_Extracted data entries:_
^^^^

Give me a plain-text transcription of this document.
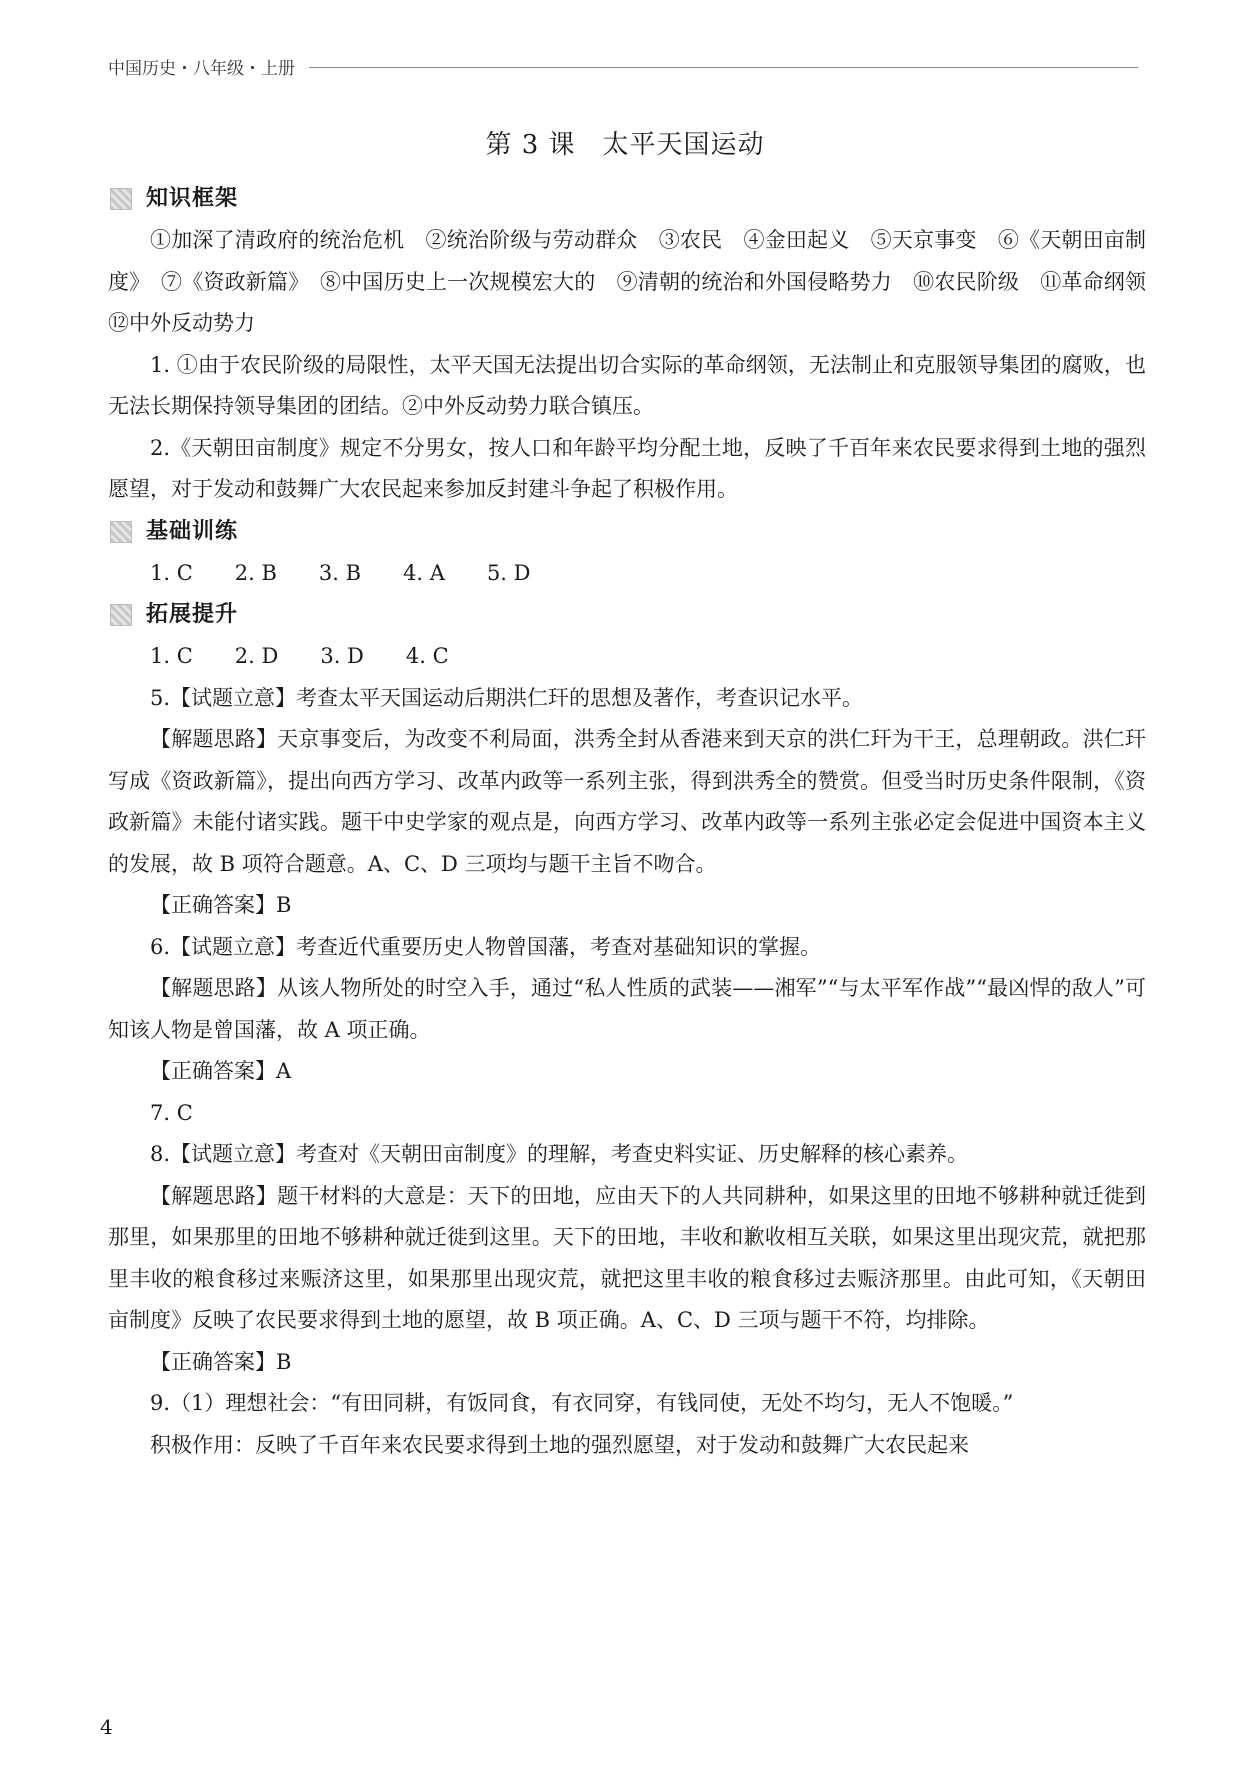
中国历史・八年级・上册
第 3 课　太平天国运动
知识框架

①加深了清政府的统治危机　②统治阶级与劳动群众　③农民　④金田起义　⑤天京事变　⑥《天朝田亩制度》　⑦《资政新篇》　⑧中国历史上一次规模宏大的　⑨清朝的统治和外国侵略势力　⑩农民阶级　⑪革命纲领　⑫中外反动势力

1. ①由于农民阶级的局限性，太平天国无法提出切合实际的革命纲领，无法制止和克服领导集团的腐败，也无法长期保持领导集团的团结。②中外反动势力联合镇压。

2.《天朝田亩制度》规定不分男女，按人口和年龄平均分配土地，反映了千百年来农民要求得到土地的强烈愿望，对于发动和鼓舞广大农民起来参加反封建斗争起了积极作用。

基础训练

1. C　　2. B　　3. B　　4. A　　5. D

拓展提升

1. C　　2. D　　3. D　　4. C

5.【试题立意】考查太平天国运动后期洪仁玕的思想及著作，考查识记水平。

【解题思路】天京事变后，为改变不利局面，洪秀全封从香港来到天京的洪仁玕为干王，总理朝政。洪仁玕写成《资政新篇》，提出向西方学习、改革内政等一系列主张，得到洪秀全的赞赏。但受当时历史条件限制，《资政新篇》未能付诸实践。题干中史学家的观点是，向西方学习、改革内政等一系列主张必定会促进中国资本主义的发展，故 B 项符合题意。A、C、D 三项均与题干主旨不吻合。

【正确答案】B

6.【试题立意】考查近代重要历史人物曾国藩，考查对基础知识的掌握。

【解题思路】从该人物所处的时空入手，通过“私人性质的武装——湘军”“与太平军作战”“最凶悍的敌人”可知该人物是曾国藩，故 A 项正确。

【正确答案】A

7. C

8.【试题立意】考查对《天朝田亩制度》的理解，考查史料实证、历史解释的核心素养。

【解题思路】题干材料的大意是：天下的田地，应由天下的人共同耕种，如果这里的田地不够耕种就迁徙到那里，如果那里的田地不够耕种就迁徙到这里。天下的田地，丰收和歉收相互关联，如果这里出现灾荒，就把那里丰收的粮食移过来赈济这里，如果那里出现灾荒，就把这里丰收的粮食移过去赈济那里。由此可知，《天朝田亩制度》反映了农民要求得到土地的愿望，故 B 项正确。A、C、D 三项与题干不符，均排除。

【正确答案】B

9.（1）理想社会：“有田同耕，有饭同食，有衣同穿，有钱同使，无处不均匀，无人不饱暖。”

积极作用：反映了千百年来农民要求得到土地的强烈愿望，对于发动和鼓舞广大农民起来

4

^^^^

_DIRECTION:_ Your task is to set down the records shown above exactly, minus any pictures.

_WRITTEN REPLY:_
Give me a plain-text transcription of this document.
中国历史・八年级・上册
第 3 课　太平天国运动
知识框架

①加深了清政府的统治危机　②统治阶级与劳动群众　③农民　④金田起义　⑤天京事变　⑥《天朝田亩制度》　⑦《资政新篇》　⑧中国历史上一次规模宏大的　⑨清朝的统治和外国侵略势力　⑩农民阶级　⑪革命纲领　⑫中外反动势力

1. ①由于农民阶级的局限性，太平天国无法提出切合实际的革命纲领，无法制止和克服领导集团的腐败，也无法长期保持领导集团的团结。②中外反动势力联合镇压。

2.《天朝田亩制度》规定不分男女，按人口和年龄平均分配土地，反映了千百年来农民要求得到土地的强烈愿望，对于发动和鼓舞广大农民起来参加反封建斗争起了积极作用。

基础训练

1. C　　2. B　　3. B　　4. A　　5. D

拓展提升

1. C　　2. D　　3. D　　4. C

5.【试题立意】考查太平天国运动后期洪仁玕的思想及著作，考查识记水平。

【解题思路】天京事变后，为改变不利局面，洪秀全封从香港来到天京的洪仁玕为干王，总理朝政。洪仁玕写成《资政新篇》，提出向西方学习、改革内政等一系列主张，得到洪秀全的赞赏。但受当时历史条件限制，《资政新篇》未能付诸实践。题干中史学家的观点是，向西方学习、改革内政等一系列主张必定会促进中国资本主义的发展，故 B 项符合题意。A、C、D 三项均与题干主旨不吻合。

【正确答案】B

6.【试题立意】考查近代重要历史人物曾国藩，考查对基础知识的掌握。

【解题思路】从该人物所处的时空入手，通过“私人性质的武装——湘军”“与太平军作战”“最凶悍的敌人”可知该人物是曾国藩，故 A 项正确。

【正确答案】A

7. C

8.【试题立意】考查对《天朝田亩制度》的理解，考查史料实证、历史解释的核心素养。

【解题思路】题干材料的大意是：天下的田地，应由天下的人共同耕种，如果这里的田地不够耕种就迁徙到那里，如果那里的田地不够耕种就迁徙到这里。天下的田地，丰收和歉收相互关联，如果这里出现灾荒，就把那里丰收的粮食移过来赈济这里，如果那里出现灾荒，就把这里丰收的粮食移过去赈济那里。由此可知，《天朝田亩制度》反映了农民要求得到土地的愿望，故 B 项正确。A、C、D 三项与题干不符，均排除。

【正确答案】B

9.（1）理想社会：“有田同耕，有饭同食，有衣同穿，有钱同使，无处不均匀，无人不饱暖。”

积极作用：反映了千百年来农民要求得到土地的强烈愿望，对于发动和鼓舞广大农民起来

4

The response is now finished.